▶ INPUT MATERIAL

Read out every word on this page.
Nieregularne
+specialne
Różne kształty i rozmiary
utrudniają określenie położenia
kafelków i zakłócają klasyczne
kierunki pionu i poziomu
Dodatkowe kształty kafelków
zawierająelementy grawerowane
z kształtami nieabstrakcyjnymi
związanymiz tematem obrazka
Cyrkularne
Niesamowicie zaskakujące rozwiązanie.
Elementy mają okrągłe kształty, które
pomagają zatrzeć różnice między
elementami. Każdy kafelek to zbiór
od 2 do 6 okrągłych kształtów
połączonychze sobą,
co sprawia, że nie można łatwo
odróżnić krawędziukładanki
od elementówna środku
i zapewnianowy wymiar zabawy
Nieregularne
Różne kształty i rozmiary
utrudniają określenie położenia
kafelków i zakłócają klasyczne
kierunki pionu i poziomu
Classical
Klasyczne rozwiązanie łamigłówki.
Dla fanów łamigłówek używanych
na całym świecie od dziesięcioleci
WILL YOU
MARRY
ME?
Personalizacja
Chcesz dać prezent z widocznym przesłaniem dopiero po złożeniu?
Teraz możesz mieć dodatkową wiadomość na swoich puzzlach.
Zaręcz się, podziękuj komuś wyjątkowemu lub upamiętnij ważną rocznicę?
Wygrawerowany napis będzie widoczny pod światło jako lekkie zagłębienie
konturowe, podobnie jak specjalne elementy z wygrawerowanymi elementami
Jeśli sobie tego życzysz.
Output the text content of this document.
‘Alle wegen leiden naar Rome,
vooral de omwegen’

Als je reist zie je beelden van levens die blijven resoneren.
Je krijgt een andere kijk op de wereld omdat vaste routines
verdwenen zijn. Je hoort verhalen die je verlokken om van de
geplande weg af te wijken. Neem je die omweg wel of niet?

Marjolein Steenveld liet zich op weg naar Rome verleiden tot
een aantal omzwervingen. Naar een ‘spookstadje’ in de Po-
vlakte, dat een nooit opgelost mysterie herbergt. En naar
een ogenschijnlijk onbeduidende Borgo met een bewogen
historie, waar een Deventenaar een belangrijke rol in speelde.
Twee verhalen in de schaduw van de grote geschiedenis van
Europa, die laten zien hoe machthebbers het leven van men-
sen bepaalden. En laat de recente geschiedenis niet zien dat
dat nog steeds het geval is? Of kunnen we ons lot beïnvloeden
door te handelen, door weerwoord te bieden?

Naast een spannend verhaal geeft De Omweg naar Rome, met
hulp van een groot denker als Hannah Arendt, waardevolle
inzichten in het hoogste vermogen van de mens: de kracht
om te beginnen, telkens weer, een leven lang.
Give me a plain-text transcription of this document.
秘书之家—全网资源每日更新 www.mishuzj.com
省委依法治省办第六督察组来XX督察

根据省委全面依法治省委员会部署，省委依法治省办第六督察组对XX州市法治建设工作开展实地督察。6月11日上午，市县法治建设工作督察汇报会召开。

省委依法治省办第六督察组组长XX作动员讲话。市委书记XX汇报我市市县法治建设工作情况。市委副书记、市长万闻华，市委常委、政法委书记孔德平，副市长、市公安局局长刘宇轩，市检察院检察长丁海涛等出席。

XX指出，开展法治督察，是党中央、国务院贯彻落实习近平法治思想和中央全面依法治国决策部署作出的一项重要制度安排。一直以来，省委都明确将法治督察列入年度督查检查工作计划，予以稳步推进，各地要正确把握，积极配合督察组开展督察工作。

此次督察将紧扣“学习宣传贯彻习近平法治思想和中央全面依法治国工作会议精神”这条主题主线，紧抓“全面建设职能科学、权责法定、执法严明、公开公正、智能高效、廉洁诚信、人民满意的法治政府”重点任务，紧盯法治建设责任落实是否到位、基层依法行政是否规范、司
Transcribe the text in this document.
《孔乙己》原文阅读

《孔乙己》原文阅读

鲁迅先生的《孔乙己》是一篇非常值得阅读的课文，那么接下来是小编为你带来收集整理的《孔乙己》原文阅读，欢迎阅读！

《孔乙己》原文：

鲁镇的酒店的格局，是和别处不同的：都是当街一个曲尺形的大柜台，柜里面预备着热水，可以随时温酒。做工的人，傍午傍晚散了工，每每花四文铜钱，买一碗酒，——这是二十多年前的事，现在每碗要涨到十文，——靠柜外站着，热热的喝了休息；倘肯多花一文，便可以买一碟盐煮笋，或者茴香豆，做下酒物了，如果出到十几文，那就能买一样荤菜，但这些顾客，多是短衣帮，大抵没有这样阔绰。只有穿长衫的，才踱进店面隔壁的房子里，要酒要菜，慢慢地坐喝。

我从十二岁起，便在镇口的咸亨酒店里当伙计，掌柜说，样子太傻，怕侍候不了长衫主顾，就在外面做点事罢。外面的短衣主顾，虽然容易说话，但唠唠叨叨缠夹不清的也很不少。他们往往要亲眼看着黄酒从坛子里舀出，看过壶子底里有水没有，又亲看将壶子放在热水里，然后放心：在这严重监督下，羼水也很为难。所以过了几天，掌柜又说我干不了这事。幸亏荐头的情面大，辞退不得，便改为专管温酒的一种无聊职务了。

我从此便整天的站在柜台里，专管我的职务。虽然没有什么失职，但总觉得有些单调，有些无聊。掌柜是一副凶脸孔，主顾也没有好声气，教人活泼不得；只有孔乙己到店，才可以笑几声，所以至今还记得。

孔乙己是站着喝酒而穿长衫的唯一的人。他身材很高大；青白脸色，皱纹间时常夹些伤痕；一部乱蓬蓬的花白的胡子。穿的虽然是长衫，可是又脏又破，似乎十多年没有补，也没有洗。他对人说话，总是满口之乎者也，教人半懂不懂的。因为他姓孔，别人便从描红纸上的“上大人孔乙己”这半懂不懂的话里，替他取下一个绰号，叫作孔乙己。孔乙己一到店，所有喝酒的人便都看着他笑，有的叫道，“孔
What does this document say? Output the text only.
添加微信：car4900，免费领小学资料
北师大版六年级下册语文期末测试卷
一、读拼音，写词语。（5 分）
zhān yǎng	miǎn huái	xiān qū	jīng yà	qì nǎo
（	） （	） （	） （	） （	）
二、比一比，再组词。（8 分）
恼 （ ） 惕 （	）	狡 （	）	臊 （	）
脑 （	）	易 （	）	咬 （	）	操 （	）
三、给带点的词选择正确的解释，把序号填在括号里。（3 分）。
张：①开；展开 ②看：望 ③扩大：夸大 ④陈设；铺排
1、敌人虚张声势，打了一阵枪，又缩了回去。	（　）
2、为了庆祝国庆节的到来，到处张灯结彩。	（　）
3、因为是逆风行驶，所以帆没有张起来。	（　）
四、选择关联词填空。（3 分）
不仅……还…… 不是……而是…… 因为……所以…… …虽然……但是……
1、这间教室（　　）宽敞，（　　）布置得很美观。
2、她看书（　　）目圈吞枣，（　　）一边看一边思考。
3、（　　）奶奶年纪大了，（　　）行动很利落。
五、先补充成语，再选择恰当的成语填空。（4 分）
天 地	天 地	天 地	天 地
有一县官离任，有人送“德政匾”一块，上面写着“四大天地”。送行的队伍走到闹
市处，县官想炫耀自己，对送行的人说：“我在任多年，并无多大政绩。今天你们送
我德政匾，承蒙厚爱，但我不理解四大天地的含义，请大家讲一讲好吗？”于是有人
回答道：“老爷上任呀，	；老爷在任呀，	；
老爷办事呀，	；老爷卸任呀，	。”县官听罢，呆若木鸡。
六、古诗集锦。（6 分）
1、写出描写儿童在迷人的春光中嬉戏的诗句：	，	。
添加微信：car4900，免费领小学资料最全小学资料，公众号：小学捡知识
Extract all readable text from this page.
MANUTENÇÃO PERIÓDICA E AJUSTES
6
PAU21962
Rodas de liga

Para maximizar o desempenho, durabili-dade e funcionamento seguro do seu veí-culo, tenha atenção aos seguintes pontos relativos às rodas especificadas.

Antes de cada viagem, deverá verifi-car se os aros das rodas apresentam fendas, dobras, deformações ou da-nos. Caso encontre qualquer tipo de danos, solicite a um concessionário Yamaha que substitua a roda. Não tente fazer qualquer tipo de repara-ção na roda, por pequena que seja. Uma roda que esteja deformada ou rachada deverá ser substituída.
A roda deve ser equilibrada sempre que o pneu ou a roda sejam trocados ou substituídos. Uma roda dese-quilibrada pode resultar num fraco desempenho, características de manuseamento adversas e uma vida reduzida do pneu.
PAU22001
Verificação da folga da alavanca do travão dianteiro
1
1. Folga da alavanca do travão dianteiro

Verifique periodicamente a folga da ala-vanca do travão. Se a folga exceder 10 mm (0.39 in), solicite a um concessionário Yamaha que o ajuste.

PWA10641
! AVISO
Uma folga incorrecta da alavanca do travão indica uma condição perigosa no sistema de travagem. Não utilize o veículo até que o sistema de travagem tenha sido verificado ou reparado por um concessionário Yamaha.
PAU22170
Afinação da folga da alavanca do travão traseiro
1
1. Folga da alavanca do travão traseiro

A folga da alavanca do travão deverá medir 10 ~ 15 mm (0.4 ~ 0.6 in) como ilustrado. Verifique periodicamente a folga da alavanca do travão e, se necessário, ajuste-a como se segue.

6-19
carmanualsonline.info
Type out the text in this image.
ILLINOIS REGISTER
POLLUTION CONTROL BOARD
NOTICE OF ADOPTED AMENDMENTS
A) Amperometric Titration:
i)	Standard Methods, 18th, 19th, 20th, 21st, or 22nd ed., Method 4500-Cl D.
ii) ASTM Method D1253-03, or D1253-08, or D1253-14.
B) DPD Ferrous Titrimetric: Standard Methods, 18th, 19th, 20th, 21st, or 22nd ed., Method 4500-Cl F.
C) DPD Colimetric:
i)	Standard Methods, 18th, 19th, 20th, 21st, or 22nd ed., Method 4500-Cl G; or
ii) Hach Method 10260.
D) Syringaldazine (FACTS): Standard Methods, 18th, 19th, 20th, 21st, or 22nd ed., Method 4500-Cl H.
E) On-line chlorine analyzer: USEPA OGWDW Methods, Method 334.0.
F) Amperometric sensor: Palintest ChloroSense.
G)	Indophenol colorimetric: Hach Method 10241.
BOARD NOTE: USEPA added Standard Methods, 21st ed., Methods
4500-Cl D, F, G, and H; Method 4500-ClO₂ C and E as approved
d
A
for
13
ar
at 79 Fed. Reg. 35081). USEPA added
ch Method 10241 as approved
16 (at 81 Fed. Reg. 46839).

▶ YOUR INSTRUCTIONS
Which lines hold the word "Hach"? Copy each of them from the records.

▶ PROBLEM SOLUTION
ii) Hach Method 10260.
G)	Indophenol colorimetric: Hach Method 10241.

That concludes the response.